[Image layout annotations]
■ ■ ■ ■ ■ ■ ■

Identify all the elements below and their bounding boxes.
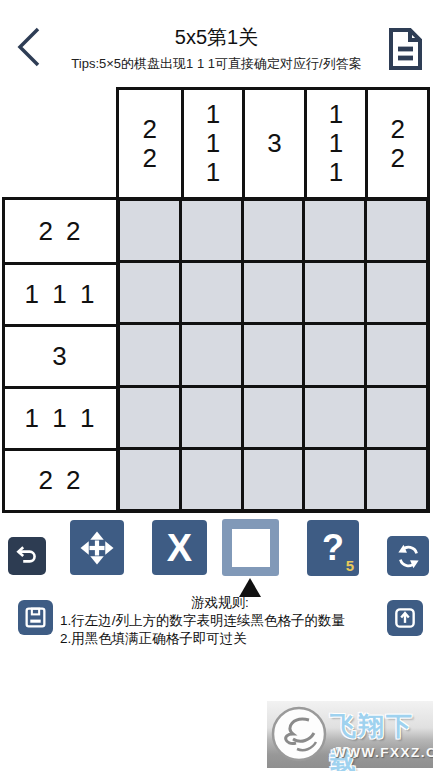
undo-arrow-icon: [14, 543, 40, 569]
col-clue-1: 2 2: [119, 90, 181, 197]
grid-cell[interactable]: [182, 450, 241, 509]
grid-cell[interactable]: [305, 450, 364, 509]
grid-cell[interactable]: [305, 388, 364, 447]
level-list-button[interactable]: [384, 25, 426, 73]
col-clue-2: 1 1 1: [181, 90, 243, 197]
grid-cell[interactable]: [244, 325, 303, 384]
grid-cell[interactable]: [244, 450, 303, 509]
grid-cell[interactable]: [367, 388, 426, 447]
grid-cell[interactable]: [305, 263, 364, 322]
grid-cell[interactable]: [367, 325, 426, 384]
rules-text: 游戏规则: 1.行左边/列上方的数字表明连续黑色格子的数量 2.用黑色填满正确格…: [60, 594, 380, 648]
watermark-name: 飞翔下载: [330, 709, 433, 771]
rules-line-2: 2.用黑色填满正确格子即可过关: [60, 630, 380, 648]
grid-cell[interactable]: [244, 201, 303, 260]
grid-cell[interactable]: [182, 388, 241, 447]
grid-cell[interactable]: [244, 263, 303, 322]
watermark-url: WWW.FXXZ.COM: [333, 745, 433, 760]
row-clue-5: 2 2: [5, 448, 117, 510]
move-button[interactable]: [70, 520, 124, 575]
share-button[interactable]: [387, 600, 423, 636]
undo-button[interactable]: [8, 537, 46, 575]
grid-cell[interactable]: [120, 325, 179, 384]
refresh-button[interactable]: [387, 536, 429, 576]
row-clue-4: 1 1 1: [5, 386, 117, 448]
puzzle-grid: [116, 197, 430, 513]
grid-cell[interactable]: [305, 325, 364, 384]
nonogram-app: 5x5第1关 Tips:5×5的棋盘出现1 1 1可直接确定对应行/列答案 2 …: [0, 0, 433, 771]
row-clue-3: 3: [5, 324, 117, 386]
tips-text: Tips:5×5的棋盘出现1 1 1可直接确定对应行/列答案: [0, 55, 433, 73]
refresh-icon: [395, 543, 422, 570]
col-clue-3: 3: [242, 90, 304, 197]
watermark: 飞翔下载 WWW.FXXZ.COM: [267, 701, 433, 768]
grid-cell[interactable]: [182, 263, 241, 322]
move-arrows-icon: [79, 530, 115, 566]
rules-line-1: 1.行左边/列上方的数字表明连续黑色格子的数量: [60, 612, 380, 630]
x-mark-label: X: [167, 529, 192, 567]
grid-cell[interactable]: [367, 263, 426, 322]
grid-cell[interactable]: [244, 388, 303, 447]
column-clues: 2 2 1 1 1 3 1 1 1 2 2: [116, 87, 430, 197]
row-clue-2: 1 1 1: [5, 262, 117, 324]
grid-cell[interactable]: [120, 263, 179, 322]
grid-cell[interactable]: [182, 325, 241, 384]
grid-cell[interactable]: [120, 450, 179, 509]
save-floppy-icon: [23, 605, 48, 630]
grid-cell[interactable]: [120, 201, 179, 260]
grid-cell[interactable]: [367, 450, 426, 509]
grid-cell[interactable]: [367, 201, 426, 260]
row-clues: 2 2 1 1 1 3 1 1 1 2 2: [2, 197, 117, 513]
grid-cell[interactable]: [305, 201, 364, 260]
col-clue-5: 2 2: [365, 90, 427, 197]
document-icon: [384, 25, 426, 73]
fxxz-logo-icon: [269, 704, 329, 764]
col-clue-4: 1 1 1: [304, 90, 366, 197]
save-button[interactable]: [18, 600, 53, 635]
hint-count-badge: 5: [346, 558, 354, 573]
rules-heading: 游戏规则:: [60, 594, 380, 612]
grid-cell[interactable]: [120, 388, 179, 447]
page-title: 5x5第1关: [0, 24, 433, 51]
white-square-icon: [232, 529, 270, 567]
upload-icon: [392, 605, 418, 631]
hint-button[interactable]: ? 5: [307, 520, 359, 576]
hint-label: ?: [322, 530, 344, 566]
fill-white-button[interactable]: [222, 519, 279, 576]
row-clue-1: 2 2: [5, 200, 117, 262]
grid-cell[interactable]: [182, 201, 241, 260]
mark-x-button[interactable]: X: [152, 520, 207, 575]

■ ■ ■ ■ ■ ■ ■

Output the data lines above as a numbered list, skipping blank lines. Begin at the line that contains "undo-arrow-icon: [14, 543, 40, 569]" and stop after the line that contains "grid-cell[interactable]: [182, 325, 241, 384]".

1. undo-arrow-icon: [14, 543, 40, 569]
2. col-clue-1: 2 2: [119, 90, 181, 197]
3. grid-cell[interactable]: [182, 450, 241, 509]
4. grid-cell[interactable]: [305, 450, 364, 509]
5. grid-cell[interactable]: [305, 388, 364, 447]
6. level-list-button[interactable]: [384, 25, 426, 73]
7. col-clue-2: 1 1 1: [181, 90, 243, 197]
8. grid-cell[interactable]: [244, 325, 303, 384]
9. grid-cell[interactable]: [244, 450, 303, 509]
10. grid-cell[interactable]: [367, 388, 426, 447]
11. grid-cell[interactable]: [305, 263, 364, 322]
12. grid-cell[interactable]: [367, 325, 426, 384]
13. rules-text: 游戏规则: 1.行左边/列上方的数字表明连续黑色格子的数量 2.用黑色填满正确格…: [60, 594, 380, 648]
14. watermark-name: 飞翔下载: [330, 709, 433, 771]
15. rules-line-2: 2.用黑色填满正确格子即可过关: [60, 630, 380, 648]
16. grid-cell[interactable]: [244, 201, 303, 260]
17. grid-cell[interactable]: [182, 388, 241, 447]
18. grid-cell[interactable]: [244, 263, 303, 322]
19. watermark-url: WWW.FXXZ.COM: [333, 745, 433, 760]
20. row-clue-5: 2 2: [5, 448, 117, 510]
21. move-button[interactable]: [70, 520, 124, 575]
22. share-button[interactable]: [387, 600, 423, 636]
23. undo-button[interactable]: [8, 537, 46, 575]
24. grid-cell[interactable]: [120, 325, 179, 384]
25. refresh-button[interactable]: [387, 536, 429, 576]
26. row-clue-4: 1 1 1: [5, 386, 117, 448]
27. puzzle-grid: [116, 197, 430, 513]
28. grid-cell[interactable]: [305, 325, 364, 384]
29. nonogram-app: 5x5第1关 Tips:5×5的棋盘出现1 1 1可直接确定对应行/列答案 2 …: [0, 0, 433, 771]
30. row-clue-3: 3: [5, 324, 117, 386]
31. tips-text: Tips:5×5的棋盘出现1 1 1可直接确定对应行/列答案: [0, 55, 433, 73]
32. refresh-icon: [395, 543, 422, 570]
33. col-clue-3: 3: [242, 90, 304, 197]
34. watermark: 飞翔下载 WWW.FXXZ.COM: [267, 701, 433, 768]
35. grid-cell[interactable]: [182, 263, 241, 322]
36. move-arrows-icon: [79, 530, 115, 566]
37. rules-line-1: 1.行左边/列上方的数字表明连续黑色格子的数量: [60, 612, 380, 630]
38. x-mark-label: X: [167, 529, 192, 567]
39. grid-cell[interactable]: [367, 263, 426, 322]
40. grid-cell[interactable]: [244, 388, 303, 447]
41. column-clues: 2 2 1 1 1 3 1 1 1 2 2: [116, 87, 430, 197]
42. row-clue-2: 1 1 1: [5, 262, 117, 324]
43. grid-cell[interactable]: [120, 263, 179, 322]
44. grid-cell[interactable]: [182, 325, 241, 384]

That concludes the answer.